Gather up every line from the entries below that uses the word "values".

◆ ◆ ◆ ◆

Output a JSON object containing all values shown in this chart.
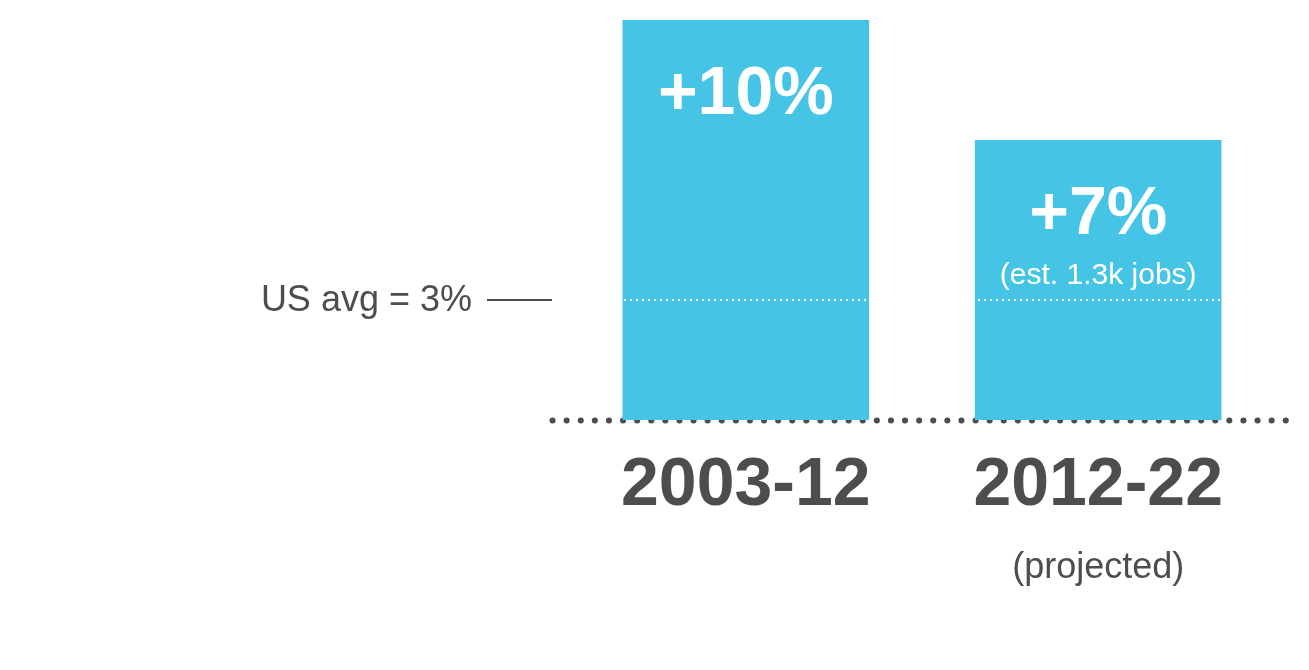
{
  "chart_data": {
    "type": "bar",
    "categories": [
      "2003-12",
      "2012-22"
    ],
    "values": [
      10,
      7
    ],
    "colors": [
      "#45c4e6",
      "#45c4e6"
    ],
    "value_labels": [
      "+10%",
      "+7%"
    ],
    "ref_lines": [
      {
        "axis": "y",
        "value": 3,
        "label": "US avg = 3%",
        "color": "#ffffff",
        "line_style": "dotted"
      }
    ],
    "annotations": [
      "(est. 1.3k jobs)",
      "(projected)"
    ]
  }
}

◆ ◆ ◆ ◆

## Result of this exercise
Output a JSON object containing all values shown in this chart.
    "values": [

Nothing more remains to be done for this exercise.